> [OBJECTIVE]
Lines before the one containing "Parse this screenshot: output" are excluded; reproduce that line and all lines after it in the entries below, exactly.

> [THE RECORDS]
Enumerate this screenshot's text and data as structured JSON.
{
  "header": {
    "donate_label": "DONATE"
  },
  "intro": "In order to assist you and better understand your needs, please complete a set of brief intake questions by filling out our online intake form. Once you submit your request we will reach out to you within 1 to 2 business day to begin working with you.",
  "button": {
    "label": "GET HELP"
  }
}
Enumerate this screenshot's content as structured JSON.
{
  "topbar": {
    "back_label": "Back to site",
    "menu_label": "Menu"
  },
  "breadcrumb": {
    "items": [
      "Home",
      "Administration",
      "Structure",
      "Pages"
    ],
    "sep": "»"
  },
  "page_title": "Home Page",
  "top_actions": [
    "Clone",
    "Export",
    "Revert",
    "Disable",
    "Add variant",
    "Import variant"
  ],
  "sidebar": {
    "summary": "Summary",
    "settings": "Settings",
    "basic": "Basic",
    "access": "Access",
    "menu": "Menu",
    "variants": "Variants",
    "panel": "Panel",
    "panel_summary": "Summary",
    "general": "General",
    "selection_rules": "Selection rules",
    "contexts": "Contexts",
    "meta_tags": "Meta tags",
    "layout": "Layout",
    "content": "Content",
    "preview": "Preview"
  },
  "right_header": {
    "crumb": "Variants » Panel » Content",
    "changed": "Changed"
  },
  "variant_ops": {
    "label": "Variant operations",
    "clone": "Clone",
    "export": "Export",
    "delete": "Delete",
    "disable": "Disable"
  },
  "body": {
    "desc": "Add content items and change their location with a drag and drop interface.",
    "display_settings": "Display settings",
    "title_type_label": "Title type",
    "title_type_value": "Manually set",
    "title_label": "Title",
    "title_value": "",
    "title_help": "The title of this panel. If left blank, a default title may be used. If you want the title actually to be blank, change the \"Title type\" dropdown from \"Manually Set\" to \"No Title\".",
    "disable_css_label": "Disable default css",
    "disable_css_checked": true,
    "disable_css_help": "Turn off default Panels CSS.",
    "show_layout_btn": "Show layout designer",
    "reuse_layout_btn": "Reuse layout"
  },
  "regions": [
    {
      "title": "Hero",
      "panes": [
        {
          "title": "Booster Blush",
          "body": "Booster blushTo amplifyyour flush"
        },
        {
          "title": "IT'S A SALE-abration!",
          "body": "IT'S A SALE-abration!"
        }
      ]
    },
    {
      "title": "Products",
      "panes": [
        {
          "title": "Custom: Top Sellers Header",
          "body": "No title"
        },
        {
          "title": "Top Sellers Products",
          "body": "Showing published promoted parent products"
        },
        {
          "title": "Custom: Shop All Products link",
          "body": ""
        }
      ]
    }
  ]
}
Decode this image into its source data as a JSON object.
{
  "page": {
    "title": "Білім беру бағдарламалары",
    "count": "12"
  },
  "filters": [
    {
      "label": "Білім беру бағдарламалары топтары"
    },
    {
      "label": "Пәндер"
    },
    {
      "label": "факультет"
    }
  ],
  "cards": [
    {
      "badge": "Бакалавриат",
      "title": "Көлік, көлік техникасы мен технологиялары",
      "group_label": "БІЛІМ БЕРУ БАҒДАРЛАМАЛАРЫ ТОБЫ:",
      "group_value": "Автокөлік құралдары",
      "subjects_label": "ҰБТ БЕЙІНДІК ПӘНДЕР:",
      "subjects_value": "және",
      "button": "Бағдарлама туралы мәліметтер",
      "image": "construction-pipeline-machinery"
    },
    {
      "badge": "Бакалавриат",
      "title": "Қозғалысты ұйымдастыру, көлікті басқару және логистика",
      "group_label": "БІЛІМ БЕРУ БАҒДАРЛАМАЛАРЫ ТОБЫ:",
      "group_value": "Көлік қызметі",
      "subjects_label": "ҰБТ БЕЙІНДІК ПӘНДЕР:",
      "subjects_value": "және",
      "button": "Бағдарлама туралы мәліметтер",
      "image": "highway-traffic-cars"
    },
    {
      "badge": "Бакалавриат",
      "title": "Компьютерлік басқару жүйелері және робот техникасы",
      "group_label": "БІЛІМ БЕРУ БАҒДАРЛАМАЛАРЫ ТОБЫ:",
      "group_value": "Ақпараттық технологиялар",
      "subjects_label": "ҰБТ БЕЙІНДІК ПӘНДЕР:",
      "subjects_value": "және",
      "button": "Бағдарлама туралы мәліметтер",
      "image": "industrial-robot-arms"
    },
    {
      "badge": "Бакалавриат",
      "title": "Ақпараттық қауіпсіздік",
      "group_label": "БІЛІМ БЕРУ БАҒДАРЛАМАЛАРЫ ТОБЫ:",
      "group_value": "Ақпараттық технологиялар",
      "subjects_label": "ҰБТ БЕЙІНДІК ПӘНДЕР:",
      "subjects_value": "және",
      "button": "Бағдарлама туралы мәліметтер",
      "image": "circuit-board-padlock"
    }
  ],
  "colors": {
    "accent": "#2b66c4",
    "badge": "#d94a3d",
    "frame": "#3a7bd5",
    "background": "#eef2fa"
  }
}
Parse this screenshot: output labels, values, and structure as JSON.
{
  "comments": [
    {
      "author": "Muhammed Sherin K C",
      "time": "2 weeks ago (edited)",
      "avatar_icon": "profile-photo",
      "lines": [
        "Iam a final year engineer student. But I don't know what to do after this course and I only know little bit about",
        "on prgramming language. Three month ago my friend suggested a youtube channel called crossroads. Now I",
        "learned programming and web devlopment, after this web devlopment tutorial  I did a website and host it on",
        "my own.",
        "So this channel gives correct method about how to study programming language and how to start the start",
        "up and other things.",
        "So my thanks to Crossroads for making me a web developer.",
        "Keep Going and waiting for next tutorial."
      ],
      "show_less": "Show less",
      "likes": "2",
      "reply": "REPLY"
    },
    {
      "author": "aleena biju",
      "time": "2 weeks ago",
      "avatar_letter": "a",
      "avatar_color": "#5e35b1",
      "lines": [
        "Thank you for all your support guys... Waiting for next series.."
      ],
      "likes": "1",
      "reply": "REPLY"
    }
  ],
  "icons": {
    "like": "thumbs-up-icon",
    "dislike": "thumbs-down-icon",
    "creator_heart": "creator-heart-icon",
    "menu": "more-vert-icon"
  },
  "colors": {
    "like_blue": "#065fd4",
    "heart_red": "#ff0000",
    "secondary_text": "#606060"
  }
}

> [ANSWER]
Parse this screenshot: output labels, values, and structure as JSON.
{
  "comments": [
    {
      "author": "Muhammed Sherin K C",
      "time": "2 weeks ago (edited)",
      "avatar_icon": "profile-photo",
      "lines": [
        "Iam a final year engineer student. But I don't know what to do after this course and I only know little bit about",
        "on prgramming language. Three month ago my friend suggested a youtube channel called crossroads. Now I",
        "learned programming and web devlopment, after this web devlopment tutorial  I did a website and host it on",
        "my own.",
        "So this channel gives correct method about how to study programming language and how to start the start",
        "up and other things.",
        "So my thanks to Crossroads for making me a web developer.",
        "Keep Going and waiting for next tutorial."
      ],
      "show_less": "Show less",
      "likes": "2",
      "reply": "REPLY"
    },
    {
      "author": "aleena biju",
      "time": "2 weeks ago",
      "avatar_letter": "a",
      "avatar_color": "#5e35b1",
      "lines": [
        "Thank you for all your support guys... Waiting for next series.."
      ],
      "likes": "1",
      "reply": "REPLY"
    }
  ],
  "icons": {
    "like": "thumbs-up-icon",
    "dislike": "thumbs-down-icon",
    "creator_heart": "creator-heart-icon",
    "menu": "more-vert-icon"
  },
  "colors": {
    "like_blue": "#065fd4",
    "heart_red": "#ff0000",
    "secondary_text": "#606060"
  }
}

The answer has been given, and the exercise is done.